Records from a collection
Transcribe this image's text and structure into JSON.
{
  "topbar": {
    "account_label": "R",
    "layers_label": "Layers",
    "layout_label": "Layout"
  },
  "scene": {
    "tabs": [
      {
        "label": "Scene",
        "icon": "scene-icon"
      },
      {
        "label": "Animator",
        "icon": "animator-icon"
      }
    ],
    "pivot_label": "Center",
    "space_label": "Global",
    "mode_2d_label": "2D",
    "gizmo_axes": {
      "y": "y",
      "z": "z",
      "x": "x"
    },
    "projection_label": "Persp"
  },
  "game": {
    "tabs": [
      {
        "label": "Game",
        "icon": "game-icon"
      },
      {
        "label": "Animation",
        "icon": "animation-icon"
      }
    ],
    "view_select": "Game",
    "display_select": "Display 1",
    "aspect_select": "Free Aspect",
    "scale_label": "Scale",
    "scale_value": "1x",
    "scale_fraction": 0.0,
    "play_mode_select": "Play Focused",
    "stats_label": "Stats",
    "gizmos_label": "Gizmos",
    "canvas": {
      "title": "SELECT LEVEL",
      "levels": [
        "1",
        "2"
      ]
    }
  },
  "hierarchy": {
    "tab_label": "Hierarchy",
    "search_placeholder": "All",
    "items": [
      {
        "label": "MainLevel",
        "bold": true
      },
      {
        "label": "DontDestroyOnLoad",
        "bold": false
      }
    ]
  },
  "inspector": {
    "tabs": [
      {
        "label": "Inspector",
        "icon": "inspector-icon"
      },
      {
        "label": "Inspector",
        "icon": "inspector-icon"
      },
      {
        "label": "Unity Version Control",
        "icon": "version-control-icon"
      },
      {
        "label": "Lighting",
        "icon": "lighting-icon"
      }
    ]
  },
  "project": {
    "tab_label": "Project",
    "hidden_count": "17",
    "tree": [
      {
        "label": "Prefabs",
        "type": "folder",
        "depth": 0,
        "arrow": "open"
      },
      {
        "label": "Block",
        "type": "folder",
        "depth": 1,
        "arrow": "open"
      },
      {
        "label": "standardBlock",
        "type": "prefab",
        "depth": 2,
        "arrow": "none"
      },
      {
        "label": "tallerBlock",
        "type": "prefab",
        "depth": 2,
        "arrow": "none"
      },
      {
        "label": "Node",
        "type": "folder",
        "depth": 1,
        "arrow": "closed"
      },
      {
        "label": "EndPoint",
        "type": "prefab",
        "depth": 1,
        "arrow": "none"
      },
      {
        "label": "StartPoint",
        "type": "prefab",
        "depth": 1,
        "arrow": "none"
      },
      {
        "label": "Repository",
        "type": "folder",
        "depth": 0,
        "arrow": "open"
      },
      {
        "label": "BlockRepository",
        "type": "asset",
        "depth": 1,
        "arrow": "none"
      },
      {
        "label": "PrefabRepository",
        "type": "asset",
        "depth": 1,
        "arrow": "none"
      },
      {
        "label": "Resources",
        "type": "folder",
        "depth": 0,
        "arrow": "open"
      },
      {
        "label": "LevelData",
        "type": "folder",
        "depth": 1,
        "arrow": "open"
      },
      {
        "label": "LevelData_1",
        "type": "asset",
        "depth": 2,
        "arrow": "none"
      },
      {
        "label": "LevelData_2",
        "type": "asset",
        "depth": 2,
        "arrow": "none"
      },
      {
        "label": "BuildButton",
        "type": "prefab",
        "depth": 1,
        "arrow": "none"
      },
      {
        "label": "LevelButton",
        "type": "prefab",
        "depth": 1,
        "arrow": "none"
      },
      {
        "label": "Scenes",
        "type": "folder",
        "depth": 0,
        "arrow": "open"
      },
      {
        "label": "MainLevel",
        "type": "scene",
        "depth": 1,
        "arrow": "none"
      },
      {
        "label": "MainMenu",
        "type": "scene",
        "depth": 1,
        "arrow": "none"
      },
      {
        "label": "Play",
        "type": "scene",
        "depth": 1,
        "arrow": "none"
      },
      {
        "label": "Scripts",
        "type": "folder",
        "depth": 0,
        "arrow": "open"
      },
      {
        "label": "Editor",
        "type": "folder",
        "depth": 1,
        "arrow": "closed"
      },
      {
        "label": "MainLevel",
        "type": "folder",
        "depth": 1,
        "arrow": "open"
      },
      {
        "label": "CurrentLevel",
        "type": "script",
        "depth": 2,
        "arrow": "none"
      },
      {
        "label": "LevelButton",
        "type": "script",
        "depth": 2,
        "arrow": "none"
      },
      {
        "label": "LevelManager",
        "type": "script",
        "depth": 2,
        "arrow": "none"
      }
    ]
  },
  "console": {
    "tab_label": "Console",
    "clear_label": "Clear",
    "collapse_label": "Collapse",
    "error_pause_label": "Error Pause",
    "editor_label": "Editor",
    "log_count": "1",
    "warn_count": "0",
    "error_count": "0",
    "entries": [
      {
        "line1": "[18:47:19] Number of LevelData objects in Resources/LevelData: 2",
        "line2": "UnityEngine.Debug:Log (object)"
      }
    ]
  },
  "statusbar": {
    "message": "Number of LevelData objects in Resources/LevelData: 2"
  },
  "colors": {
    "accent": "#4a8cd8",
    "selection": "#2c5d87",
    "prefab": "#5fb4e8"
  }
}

Task details - All of the data above should be transcribed exactly.

Written solution -
Transcribe this image's text and structure into JSON.
{
  "topbar": {
    "account_label": "R",
    "layers_label": "Layers",
    "layout_label": "Layout"
  },
  "scene": {
    "tabs": [
      {
        "label": "Scene",
        "icon": "scene-icon"
      },
      {
        "label": "Animator",
        "icon": "animator-icon"
      }
    ],
    "pivot_label": "Center",
    "space_label": "Global",
    "mode_2d_label": "2D",
    "gizmo_axes": {
      "y": "y",
      "z": "z",
      "x": "x"
    },
    "projection_label": "Persp"
  },
  "game": {
    "tabs": [
      {
        "label": "Game",
        "icon": "game-icon"
      },
      {
        "label": "Animation",
        "icon": "animation-icon"
      }
    ],
    "view_select": "Game",
    "display_select": "Display 1",
    "aspect_select": "Free Aspect",
    "scale_label": "Scale",
    "scale_value": "1x",
    "scale_fraction": 0.0,
    "play_mode_select": "Play Focused",
    "stats_label": "Stats",
    "gizmos_label": "Gizmos",
    "canvas": {
      "title": "SELECT LEVEL",
      "levels": [
        "1",
        "2"
      ]
    }
  },
  "hierarchy": {
    "tab_label": "Hierarchy",
    "search_placeholder": "All",
    "items": [
      {
        "label": "MainLevel",
        "bold": true
      },
      {
        "label": "DontDestroyOnLoad",
        "bold": false
      }
    ]
  },
  "inspector": {
    "tabs": [
      {
        "label": "Inspector",
        "icon": "inspector-icon"
      },
      {
        "label": "Inspector",
        "icon": "inspector-icon"
      },
      {
        "label": "Unity Version Control",
        "icon": "version-control-icon"
      },
      {
        "label": "Lighting",
        "icon": "lighting-icon"
      }
    ]
  },
  "project": {
    "tab_label": "Project",
    "hidden_count": "17",
    "tree": [
      {
        "label": "Prefabs",
        "type": "folder",
        "depth": 0,
        "arrow": "open"
      },
      {
        "label": "Block",
        "type": "folder",
        "depth": 1,
        "arrow": "open"
      },
      {
        "label": "standardBlock",
        "type": "prefab",
        "depth": 2,
        "arrow": "none"
      },
      {
        "label": "tallerBlock",
        "type": "prefab",
        "depth": 2,
        "arrow": "none"
      },
      {
        "label": "Node",
        "type": "folder",
        "depth": 1,
        "arrow": "closed"
      },
      {
        "label": "EndPoint",
        "type": "prefab",
        "depth": 1,
        "arrow": "none"
      },
      {
        "label": "StartPoint",
        "type": "prefab",
        "depth": 1,
        "arrow": "none"
      },
      {
        "label": "Repository",
        "type": "folder",
        "depth": 0,
        "arrow": "open"
      },
      {
        "label": "BlockRepository",
        "type": "asset",
        "depth": 1,
        "arrow": "none"
      },
      {
        "label": "PrefabRepository",
        "type": "asset",
        "depth": 1,
        "arrow": "none"
      },
      {
        "label": "Resources",
        "type": "folder",
        "depth": 0,
        "arrow": "open"
      },
      {
        "label": "LevelData",
        "type": "folder",
        "depth": 1,
        "arrow": "open"
      },
      {
        "label": "LevelData_1",
        "type": "asset",
        "depth": 2,
        "arrow": "none"
      },
      {
        "label": "LevelData_2",
        "type": "asset",
        "depth": 2,
        "arrow": "none"
      },
      {
        "label": "BuildButton",
        "type": "prefab",
        "depth": 1,
        "arrow": "none"
      },
      {
        "label": "LevelButton",
        "type": "prefab",
        "depth": 1,
        "arrow": "none"
      },
      {
        "label": "Scenes",
        "type": "folder",
        "depth": 0,
        "arrow": "open"
      },
      {
        "label": "MainLevel",
        "type": "scene",
        "depth": 1,
        "arrow": "none"
      },
      {
        "label": "MainMenu",
        "type": "scene",
        "depth": 1,
        "arrow": "none"
      },
      {
        "label": "Play",
        "type": "scene",
        "depth": 1,
        "arrow": "none"
      },
      {
        "label": "Scripts",
        "type": "folder",
        "depth": 0,
        "arrow": "open"
      },
      {
        "label": "Editor",
        "type": "folder",
        "depth": 1,
        "arrow": "closed"
      },
      {
        "label": "MainLevel",
        "type": "folder",
        "depth": 1,
        "arrow": "open"
      },
      {
        "label": "CurrentLevel",
        "type": "script",
        "depth": 2,
        "arrow": "none"
      },
      {
        "label": "LevelButton",
        "type": "script",
        "depth": 2,
        "arrow": "none"
      },
      {
        "label": "LevelManager",
        "type": "script",
        "depth": 2,
        "arrow": "none"
      }
    ]
  },
  "console": {
    "tab_label": "Console",
    "clear_label": "Clear",
    "collapse_label": "Collapse",
    "error_pause_label": "Error Pause",
    "editor_label": "Editor",
    "log_count": "1",
    "warn_count": "0",
    "error_count": "0",
    "entries": [
      {
        "line1": "[18:47:19] Number of LevelData objects in Resources/LevelData: 2",
        "line2": "UnityEngine.Debug:Log (object)"
      }
    ]
  },
  "statusbar": {
    "message": "Number of LevelData objects in Resources/LevelData: 2"
  },
  "colors": {
    "accent": "#4a8cd8",
    "selection": "#2c5d87",
    "prefab": "#5fb4e8"
  }
}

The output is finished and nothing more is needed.